_Brief:_ Below are the records; copy each line in them that holds the word "Leverage".

===============

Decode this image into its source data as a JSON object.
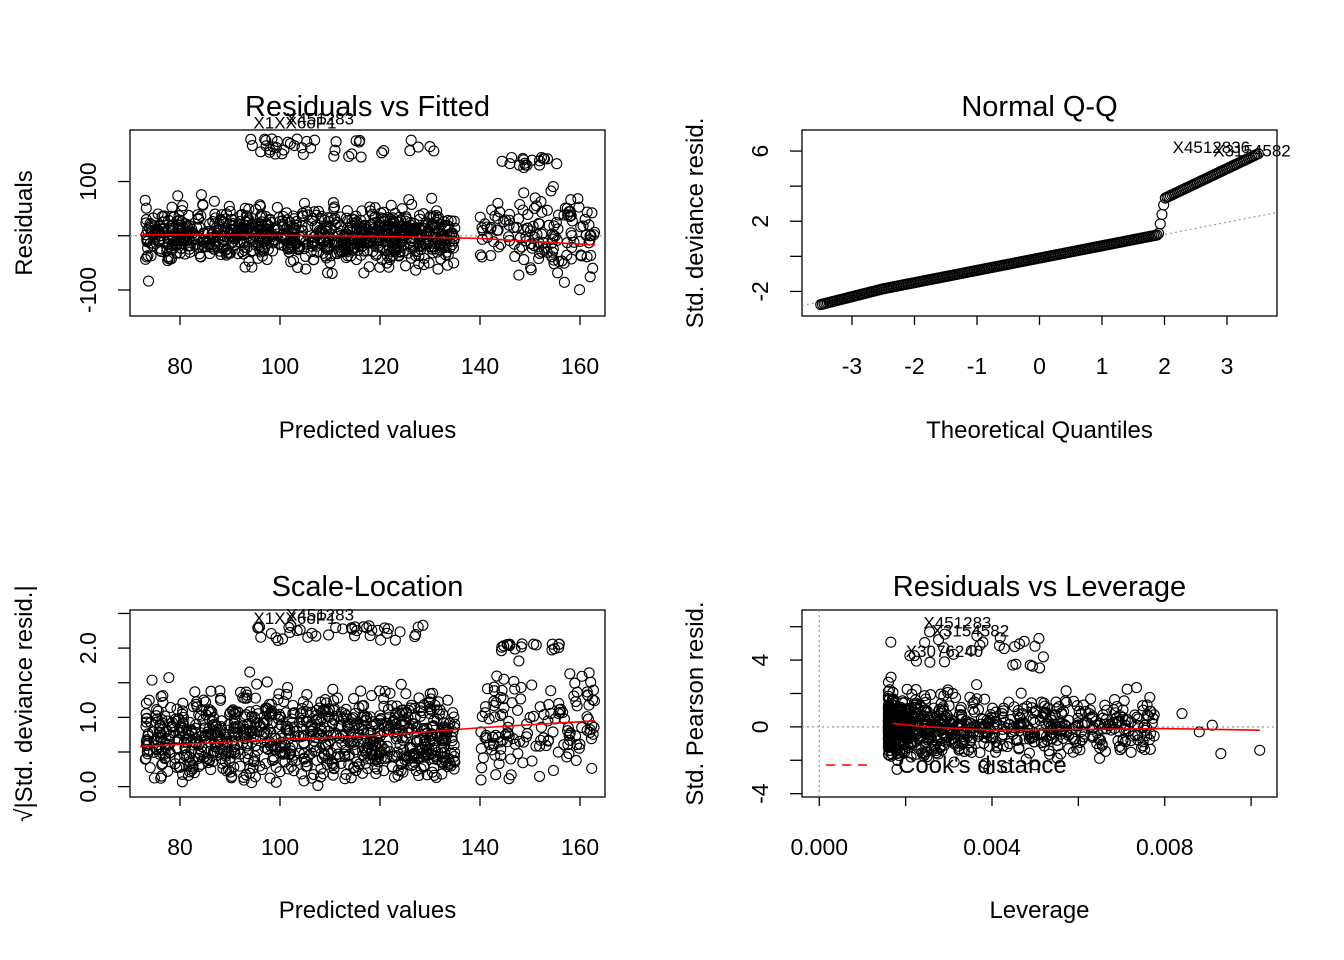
{
  "chart_data": [
    {
      "type": "scatter",
      "title": "Residuals vs Fitted",
      "xlabel": "Predicted values",
      "ylabel": "Residuals",
      "xlim": [
        70,
        165
      ],
      "ylim": [
        -148,
        195
      ],
      "xticks": [
        80,
        100,
        120,
        140,
        160
      ],
      "yticks": [
        -100,
        0,
        100
      ],
      "ytick_labels": [
        "-100",
        "",
        "100"
      ],
      "hline": 0,
      "point_labels": [
        {
          "text": "X1XX6oP1",
          "x": 103,
          "y": 198
        },
        {
          "text": "X451283",
          "x": 108,
          "y": 205
        }
      ],
      "smooth": {
        "x": [
          72,
          100,
          120,
          140,
          163
        ],
        "y": [
          2,
          1,
          -1,
          -5,
          -17
        ]
      }
    },
    {
      "type": "scatter",
      "title": "Normal Q-Q",
      "xlabel": "Theoretical Quantiles",
      "ylabel": "Std. deviance resid.",
      "xlim": [
        -3.8,
        3.8
      ],
      "ylim": [
        -3.4,
        7.2
      ],
      "xticks": [
        -3,
        -2,
        -1,
        0,
        1,
        2,
        3
      ],
      "yticks": [
        -2,
        0,
        2,
        4,
        6
      ],
      "ytick_labels": [
        "-2",
        "",
        "2",
        "",
        "6"
      ],
      "ref_line": {
        "x": [
          -3.8,
          3.8
        ],
        "y": [
          -2.8,
          2.5
        ]
      },
      "point_labels": [
        {
          "text": "X4512836",
          "x": 2.75,
          "y": 5.9
        },
        {
          "text": "X3154582",
          "x": 3.4,
          "y": 5.7
        }
      ]
    },
    {
      "type": "scatter",
      "title": "Scale-Location",
      "xlabel": "Predicted values",
      "ylabel": "√|Std. deviance resid.|",
      "xlim": [
        70,
        165
      ],
      "ylim": [
        -0.15,
        2.55
      ],
      "xticks": [
        80,
        100,
        120,
        140,
        160
      ],
      "yticks": [
        0.0,
        0.5,
        1.0,
        1.5,
        2.0,
        2.5
      ],
      "ytick_labels": [
        "0.0",
        "",
        "1.0",
        "",
        "2.0",
        ""
      ],
      "point_labels": [
        {
          "text": "X1XX6oP1",
          "x": 103,
          "y": 2.35
        },
        {
          "text": "X451283",
          "x": 108,
          "y": 2.4
        }
      ],
      "smooth": {
        "x": [
          72,
          100,
          120,
          140,
          163
        ],
        "y": [
          0.58,
          0.68,
          0.74,
          0.85,
          0.95
        ]
      }
    },
    {
      "type": "scatter",
      "title": "Residuals vs Leverage",
      "xlabel": "Leverage",
      "ylabel": "Std. Pearson resid.",
      "xlim": [
        -0.0004,
        0.0106
      ],
      "ylim": [
        -4.2,
        7.0
      ],
      "xticks": [
        0.0,
        0.002,
        0.004,
        0.006,
        0.008,
        0.01
      ],
      "xtick_labels": [
        "0.000",
        "",
        "0.004",
        "",
        "0.008",
        ""
      ],
      "yticks": [
        -4,
        -2,
        0,
        2,
        4,
        6
      ],
      "ytick_labels": [
        "-4",
        "",
        "0",
        "",
        "4",
        ""
      ],
      "hline": 0,
      "vline": 0,
      "legend": {
        "label": "Cook's distance",
        "position": "bottom-left"
      },
      "point_labels": [
        {
          "text": "X451283",
          "x": 0.0032,
          "y": 5.9
        },
        {
          "text": "X3154582",
          "x": 0.0035,
          "y": 5.4
        },
        {
          "text": "X3076240",
          "x": 0.0029,
          "y": 4.2
        }
      ],
      "smooth": {
        "x": [
          0.0017,
          0.0025,
          0.004,
          0.006,
          0.008,
          0.0102
        ],
        "y": [
          0.2,
          0.0,
          -0.2,
          -0.15,
          -0.1,
          -0.2
        ]
      }
    }
  ]
}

===============

_Answer to the problem:_
      "title": "Residuals vs Leverage",
      "xlabel": "Leverage",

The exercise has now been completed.